* **Records to use**:

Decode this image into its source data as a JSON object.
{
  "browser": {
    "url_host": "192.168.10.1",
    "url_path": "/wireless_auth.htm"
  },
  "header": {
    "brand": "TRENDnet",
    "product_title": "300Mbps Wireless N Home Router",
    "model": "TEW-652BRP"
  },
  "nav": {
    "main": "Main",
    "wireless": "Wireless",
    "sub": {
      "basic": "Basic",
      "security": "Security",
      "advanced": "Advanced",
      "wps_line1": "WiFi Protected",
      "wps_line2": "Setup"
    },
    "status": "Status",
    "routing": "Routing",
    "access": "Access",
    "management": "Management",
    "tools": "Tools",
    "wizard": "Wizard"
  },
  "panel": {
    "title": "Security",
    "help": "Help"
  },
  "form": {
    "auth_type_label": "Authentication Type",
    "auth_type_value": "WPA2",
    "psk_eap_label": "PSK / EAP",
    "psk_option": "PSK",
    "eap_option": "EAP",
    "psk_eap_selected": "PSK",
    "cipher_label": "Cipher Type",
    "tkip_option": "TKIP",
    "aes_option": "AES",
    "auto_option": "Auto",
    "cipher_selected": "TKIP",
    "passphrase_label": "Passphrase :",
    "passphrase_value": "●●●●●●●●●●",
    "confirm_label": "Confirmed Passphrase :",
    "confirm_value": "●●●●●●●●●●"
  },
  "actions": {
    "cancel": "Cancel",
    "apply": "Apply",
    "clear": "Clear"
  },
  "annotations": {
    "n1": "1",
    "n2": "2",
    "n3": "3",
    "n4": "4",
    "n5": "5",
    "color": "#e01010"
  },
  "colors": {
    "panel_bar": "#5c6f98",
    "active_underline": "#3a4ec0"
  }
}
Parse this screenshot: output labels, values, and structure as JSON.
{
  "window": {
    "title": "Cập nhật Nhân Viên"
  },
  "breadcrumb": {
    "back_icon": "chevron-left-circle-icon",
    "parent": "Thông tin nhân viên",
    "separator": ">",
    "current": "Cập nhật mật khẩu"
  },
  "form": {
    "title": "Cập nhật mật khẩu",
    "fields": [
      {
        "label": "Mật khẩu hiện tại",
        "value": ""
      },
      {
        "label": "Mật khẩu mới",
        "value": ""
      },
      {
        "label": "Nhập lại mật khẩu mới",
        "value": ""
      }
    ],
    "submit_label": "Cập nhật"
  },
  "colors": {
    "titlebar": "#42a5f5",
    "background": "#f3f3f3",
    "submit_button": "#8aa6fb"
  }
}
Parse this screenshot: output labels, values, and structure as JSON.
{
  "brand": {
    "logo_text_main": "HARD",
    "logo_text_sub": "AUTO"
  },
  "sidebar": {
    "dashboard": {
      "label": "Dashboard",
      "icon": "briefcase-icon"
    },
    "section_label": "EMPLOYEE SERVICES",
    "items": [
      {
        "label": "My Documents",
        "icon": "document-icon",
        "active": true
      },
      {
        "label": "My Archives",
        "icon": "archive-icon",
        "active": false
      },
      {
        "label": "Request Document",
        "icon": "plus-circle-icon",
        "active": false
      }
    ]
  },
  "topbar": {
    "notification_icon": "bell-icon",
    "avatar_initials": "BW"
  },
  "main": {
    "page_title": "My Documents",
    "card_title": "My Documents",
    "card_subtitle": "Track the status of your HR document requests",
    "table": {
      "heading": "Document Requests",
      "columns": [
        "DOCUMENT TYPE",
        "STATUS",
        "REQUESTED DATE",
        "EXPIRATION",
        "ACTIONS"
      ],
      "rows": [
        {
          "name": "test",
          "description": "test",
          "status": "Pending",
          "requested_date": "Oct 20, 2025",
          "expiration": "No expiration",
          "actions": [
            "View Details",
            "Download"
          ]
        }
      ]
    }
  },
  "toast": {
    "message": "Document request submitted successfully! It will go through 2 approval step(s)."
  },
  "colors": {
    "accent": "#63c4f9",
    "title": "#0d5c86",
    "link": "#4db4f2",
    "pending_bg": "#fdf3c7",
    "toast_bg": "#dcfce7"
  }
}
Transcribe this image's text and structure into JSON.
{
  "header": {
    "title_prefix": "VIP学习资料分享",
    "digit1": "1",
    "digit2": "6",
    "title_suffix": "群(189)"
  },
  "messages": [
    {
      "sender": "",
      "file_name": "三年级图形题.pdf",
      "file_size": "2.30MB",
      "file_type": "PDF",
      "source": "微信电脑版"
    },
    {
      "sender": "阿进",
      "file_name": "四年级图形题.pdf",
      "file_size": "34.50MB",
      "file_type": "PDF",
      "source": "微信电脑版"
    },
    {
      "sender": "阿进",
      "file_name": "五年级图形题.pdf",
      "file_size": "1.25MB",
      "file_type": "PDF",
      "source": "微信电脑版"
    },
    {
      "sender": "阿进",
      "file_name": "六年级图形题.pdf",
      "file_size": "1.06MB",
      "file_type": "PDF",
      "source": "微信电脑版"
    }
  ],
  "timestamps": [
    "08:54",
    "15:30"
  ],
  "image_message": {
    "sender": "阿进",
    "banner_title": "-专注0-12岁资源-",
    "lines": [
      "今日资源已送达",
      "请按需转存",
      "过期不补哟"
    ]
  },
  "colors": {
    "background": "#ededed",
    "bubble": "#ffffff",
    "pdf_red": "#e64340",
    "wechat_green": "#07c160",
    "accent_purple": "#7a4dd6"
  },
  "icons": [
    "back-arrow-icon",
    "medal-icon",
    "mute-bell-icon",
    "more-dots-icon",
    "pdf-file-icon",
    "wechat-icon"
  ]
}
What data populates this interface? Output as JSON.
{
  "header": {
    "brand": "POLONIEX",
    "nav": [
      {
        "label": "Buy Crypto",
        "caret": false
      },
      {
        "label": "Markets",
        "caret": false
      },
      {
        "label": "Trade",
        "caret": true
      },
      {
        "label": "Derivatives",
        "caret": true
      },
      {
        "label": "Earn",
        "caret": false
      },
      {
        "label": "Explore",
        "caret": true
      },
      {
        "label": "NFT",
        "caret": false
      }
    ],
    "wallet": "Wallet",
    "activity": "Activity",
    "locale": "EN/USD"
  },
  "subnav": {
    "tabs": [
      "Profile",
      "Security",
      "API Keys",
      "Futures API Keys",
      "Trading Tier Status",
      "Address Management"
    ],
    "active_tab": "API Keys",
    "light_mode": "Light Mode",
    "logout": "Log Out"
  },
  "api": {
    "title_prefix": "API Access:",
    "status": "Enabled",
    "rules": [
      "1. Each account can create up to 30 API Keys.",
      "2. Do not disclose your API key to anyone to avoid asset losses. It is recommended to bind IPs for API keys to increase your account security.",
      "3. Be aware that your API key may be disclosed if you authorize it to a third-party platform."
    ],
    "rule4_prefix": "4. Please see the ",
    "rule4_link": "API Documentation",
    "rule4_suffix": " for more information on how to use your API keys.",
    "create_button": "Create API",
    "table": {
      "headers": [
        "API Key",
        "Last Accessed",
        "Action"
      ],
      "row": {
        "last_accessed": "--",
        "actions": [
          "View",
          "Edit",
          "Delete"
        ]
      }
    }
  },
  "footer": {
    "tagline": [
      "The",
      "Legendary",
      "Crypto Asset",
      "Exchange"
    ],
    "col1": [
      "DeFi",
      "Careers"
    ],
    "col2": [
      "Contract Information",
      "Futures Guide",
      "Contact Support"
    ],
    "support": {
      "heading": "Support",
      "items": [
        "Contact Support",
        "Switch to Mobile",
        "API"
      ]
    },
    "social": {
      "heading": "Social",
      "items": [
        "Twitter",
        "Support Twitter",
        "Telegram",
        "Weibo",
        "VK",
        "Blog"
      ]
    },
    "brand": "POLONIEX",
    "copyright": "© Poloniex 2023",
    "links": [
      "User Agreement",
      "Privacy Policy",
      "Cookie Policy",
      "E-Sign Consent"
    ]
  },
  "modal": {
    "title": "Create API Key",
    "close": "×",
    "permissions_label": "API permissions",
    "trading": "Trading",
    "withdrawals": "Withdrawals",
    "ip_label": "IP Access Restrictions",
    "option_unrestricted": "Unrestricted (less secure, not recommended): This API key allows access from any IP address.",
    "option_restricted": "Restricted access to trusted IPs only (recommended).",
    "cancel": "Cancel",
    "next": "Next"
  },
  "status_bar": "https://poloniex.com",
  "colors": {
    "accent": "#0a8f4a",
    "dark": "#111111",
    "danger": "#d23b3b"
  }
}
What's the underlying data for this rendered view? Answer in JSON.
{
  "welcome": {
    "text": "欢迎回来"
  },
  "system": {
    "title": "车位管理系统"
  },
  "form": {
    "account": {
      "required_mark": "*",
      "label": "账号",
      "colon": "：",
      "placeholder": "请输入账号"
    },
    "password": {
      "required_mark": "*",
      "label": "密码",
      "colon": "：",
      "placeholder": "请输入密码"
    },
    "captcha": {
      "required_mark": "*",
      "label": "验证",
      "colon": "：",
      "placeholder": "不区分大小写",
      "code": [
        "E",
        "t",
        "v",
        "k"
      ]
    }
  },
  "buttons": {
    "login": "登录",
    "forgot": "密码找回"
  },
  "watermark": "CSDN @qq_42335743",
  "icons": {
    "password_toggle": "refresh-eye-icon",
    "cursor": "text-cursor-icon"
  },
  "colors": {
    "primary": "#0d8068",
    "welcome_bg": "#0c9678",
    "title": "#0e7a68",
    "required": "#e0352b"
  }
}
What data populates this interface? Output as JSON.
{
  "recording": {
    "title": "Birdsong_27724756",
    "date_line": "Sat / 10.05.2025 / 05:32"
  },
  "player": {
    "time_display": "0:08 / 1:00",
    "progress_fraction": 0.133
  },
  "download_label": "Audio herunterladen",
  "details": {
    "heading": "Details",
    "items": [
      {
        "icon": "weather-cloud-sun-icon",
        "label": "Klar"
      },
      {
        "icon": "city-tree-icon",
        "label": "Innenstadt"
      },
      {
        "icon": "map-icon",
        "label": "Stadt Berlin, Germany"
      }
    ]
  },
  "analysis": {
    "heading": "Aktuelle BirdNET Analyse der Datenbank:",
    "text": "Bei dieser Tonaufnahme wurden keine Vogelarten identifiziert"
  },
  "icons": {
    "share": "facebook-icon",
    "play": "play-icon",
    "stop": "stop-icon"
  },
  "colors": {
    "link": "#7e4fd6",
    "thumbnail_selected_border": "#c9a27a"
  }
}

* **Request**:
Track down every line of the material containing the string "recommended", and copy it.

* **Response below**:
      "2. Do not disclose your API key to anyone to avoid asset losses. It is recommended to bind IPs for API keys to increase your account security.",
    "option_unrestricted": "Unrestricted (less secure, not recommended): This API key allows access from any IP address.",
    "option_restricted": "Restricted access to trusted IPs only (recommended).",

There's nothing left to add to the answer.